Given instruction:
Retype each record shown below, leaving every character as it is.

--- begin Entries provided ---

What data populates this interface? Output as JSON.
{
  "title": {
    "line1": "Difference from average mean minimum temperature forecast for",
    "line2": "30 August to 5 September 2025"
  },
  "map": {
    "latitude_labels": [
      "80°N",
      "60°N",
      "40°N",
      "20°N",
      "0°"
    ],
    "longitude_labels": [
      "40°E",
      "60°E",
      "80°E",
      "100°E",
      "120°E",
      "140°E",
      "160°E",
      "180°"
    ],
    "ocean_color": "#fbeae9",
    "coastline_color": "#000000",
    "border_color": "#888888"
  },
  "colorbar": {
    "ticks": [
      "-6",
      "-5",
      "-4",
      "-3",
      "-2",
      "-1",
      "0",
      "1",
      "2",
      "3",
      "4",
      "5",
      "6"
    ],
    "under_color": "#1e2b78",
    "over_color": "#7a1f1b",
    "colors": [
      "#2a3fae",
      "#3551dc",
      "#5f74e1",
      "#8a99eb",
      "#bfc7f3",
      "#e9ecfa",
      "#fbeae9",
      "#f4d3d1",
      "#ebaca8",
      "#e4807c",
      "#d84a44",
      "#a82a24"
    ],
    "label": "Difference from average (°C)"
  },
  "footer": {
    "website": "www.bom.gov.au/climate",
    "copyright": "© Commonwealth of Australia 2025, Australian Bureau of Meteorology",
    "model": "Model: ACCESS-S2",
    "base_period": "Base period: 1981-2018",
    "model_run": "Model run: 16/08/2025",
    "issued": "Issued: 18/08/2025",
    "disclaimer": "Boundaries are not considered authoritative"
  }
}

--- end Entries provided ---

Solved exercise:
What data populates this interface? Output as JSON.
{
  "title": {
    "line1": "Difference from average mean minimum temperature forecast for",
    "line2": "30 August to 5 September 2025"
  },
  "map": {
    "latitude_labels": [
      "80°N",
      "60°N",
      "40°N",
      "20°N",
      "0°"
    ],
    "longitude_labels": [
      "40°E",
      "60°E",
      "80°E",
      "100°E",
      "120°E",
      "140°E",
      "160°E",
      "180°"
    ],
    "ocean_color": "#fbeae9",
    "coastline_color": "#000000",
    "border_color": "#888888"
  },
  "colorbar": {
    "ticks": [
      "-6",
      "-5",
      "-4",
      "-3",
      "-2",
      "-1",
      "0",
      "1",
      "2",
      "3",
      "4",
      "5",
      "6"
    ],
    "under_color": "#1e2b78",
    "over_color": "#7a1f1b",
    "colors": [
      "#2a3fae",
      "#3551dc",
      "#5f74e1",
      "#8a99eb",
      "#bfc7f3",
      "#e9ecfa",
      "#fbeae9",
      "#f4d3d1",
      "#ebaca8",
      "#e4807c",
      "#d84a44",
      "#a82a24"
    ],
    "label": "Difference from average (°C)"
  },
  "footer": {
    "website": "www.bom.gov.au/climate",
    "copyright": "© Commonwealth of Australia 2025, Australian Bureau of Meteorology",
    "model": "Model: ACCESS-S2",
    "base_period": "Base period: 1981-2018",
    "model_run": "Model run: 16/08/2025",
    "issued": "Issued: 18/08/2025",
    "disclaimer": "Boundaries are not considered authoritative"
  }
}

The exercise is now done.